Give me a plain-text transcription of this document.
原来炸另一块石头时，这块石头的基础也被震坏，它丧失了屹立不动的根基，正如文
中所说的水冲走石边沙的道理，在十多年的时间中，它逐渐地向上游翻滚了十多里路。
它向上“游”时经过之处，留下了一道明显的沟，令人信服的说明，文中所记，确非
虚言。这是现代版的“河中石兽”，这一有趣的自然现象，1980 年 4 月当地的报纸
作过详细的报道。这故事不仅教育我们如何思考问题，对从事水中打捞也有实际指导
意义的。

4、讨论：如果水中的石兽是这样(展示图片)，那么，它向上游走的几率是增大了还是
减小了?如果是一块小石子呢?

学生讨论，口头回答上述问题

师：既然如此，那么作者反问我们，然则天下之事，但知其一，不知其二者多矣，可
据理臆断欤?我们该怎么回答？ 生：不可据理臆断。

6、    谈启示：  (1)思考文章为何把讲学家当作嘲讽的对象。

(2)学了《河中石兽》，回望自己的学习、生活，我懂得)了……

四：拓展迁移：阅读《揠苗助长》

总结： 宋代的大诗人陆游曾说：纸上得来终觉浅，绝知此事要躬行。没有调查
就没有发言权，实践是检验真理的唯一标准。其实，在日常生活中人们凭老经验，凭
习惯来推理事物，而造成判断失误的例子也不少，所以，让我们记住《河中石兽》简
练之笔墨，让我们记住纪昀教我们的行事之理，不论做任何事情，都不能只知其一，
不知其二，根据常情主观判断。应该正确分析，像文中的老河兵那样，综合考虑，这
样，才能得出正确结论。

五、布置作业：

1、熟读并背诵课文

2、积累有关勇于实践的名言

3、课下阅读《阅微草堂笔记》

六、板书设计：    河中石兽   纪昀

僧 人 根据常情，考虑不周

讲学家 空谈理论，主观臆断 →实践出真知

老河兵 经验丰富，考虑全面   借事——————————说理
........
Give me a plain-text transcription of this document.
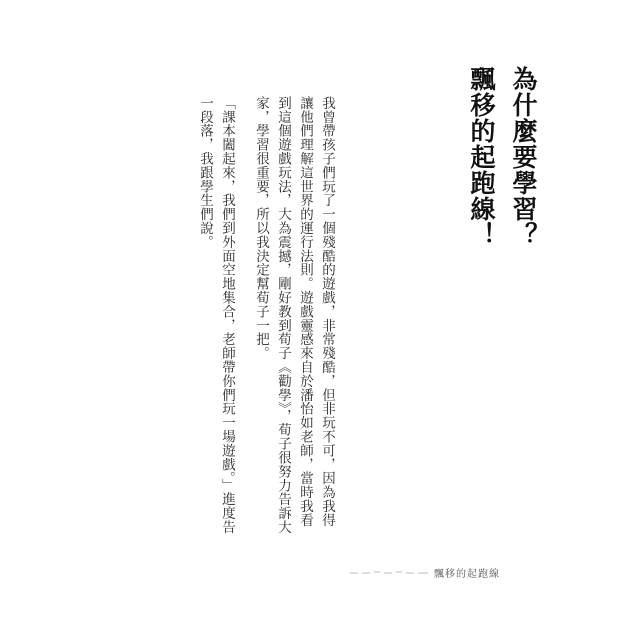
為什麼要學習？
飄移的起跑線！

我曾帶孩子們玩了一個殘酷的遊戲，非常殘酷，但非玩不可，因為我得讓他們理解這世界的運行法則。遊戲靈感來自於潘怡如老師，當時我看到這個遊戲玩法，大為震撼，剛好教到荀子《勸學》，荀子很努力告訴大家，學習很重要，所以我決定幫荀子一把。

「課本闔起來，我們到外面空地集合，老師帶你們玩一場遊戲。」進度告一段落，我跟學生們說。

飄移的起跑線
........
WHAT TO WORK ON: Pull out all lines of the data with the string "河中石兽".

OUTPUT FOR THIS TASK:
虚言。这是现代版的“河中石兽”，这一有趣的自然现象，1980 年 4 月当地的报纸
(2)学了《河中石兽》，回望自己的学习、生活，我懂得)了……
习惯来推理事物，而造成判断失误的例子也不少，所以，让我们记住《河中石兽》简
六、板书设计：    河中石兽   纪昀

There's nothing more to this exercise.